• YOUR GOAL: Find the string "instruction" in the records. Copy every line it appears in.

*****

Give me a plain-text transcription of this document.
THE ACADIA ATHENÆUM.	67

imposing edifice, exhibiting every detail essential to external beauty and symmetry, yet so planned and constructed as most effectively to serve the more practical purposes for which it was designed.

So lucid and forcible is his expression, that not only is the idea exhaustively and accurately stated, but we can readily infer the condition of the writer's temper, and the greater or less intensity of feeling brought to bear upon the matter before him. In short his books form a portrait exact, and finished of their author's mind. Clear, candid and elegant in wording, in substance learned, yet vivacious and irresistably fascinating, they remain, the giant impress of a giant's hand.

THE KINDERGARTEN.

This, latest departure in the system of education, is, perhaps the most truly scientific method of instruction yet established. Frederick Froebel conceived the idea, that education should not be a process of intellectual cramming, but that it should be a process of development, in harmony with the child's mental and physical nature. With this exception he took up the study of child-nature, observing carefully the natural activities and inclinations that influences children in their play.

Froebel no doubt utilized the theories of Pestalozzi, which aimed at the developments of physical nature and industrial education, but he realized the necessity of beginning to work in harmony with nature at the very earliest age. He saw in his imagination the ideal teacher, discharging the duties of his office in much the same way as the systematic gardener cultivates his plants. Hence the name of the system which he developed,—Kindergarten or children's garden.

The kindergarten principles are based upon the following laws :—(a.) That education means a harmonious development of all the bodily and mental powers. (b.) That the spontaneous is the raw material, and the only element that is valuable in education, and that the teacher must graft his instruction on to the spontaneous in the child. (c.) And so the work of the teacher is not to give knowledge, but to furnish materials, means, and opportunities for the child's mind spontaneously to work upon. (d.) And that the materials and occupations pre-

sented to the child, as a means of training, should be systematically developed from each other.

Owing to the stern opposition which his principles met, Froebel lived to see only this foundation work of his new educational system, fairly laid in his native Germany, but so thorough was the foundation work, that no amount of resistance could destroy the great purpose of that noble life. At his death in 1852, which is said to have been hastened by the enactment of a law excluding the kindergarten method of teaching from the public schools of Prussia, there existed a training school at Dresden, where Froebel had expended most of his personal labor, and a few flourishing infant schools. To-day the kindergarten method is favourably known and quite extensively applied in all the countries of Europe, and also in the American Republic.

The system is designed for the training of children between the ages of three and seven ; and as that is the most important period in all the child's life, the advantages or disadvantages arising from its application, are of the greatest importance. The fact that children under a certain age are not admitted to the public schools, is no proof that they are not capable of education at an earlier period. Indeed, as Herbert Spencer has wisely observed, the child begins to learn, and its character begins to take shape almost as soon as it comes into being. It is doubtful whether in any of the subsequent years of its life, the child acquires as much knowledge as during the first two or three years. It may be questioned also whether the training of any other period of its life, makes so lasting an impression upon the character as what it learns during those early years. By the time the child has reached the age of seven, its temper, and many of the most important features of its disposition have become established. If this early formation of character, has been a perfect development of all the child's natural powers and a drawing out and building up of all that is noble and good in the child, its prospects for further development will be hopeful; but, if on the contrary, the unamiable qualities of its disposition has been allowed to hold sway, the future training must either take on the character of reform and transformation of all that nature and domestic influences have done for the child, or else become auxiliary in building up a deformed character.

*****

• RESULT OF THIS TASK:
This, latest departure in the system of education, is, perhaps the most truly scientific method of instruction yet established. Frederick Froebel conceived the idea, that education should not be a process of intellectual cramming, but that it should be a process of development, in harmony with the child's mental and physical nature. With this exception he took up the study of child-nature, observing carefully the natural activities and inclinations that influences children in their play.
The kindergarten principles are based upon the following laws :—(a.) That education means a harmonious development of all the bodily and mental powers. (b.) That the spontaneous is the raw material, and the only element that is valuable in education, and that the teacher must graft his instruction on to the spontaneous in the child. (c.) And so the work of the teacher is not to give knowledge, but to furnish materials, means, and opportunities for the child's mind spontaneously to work upon. (d.) And that the materials and occupations pre-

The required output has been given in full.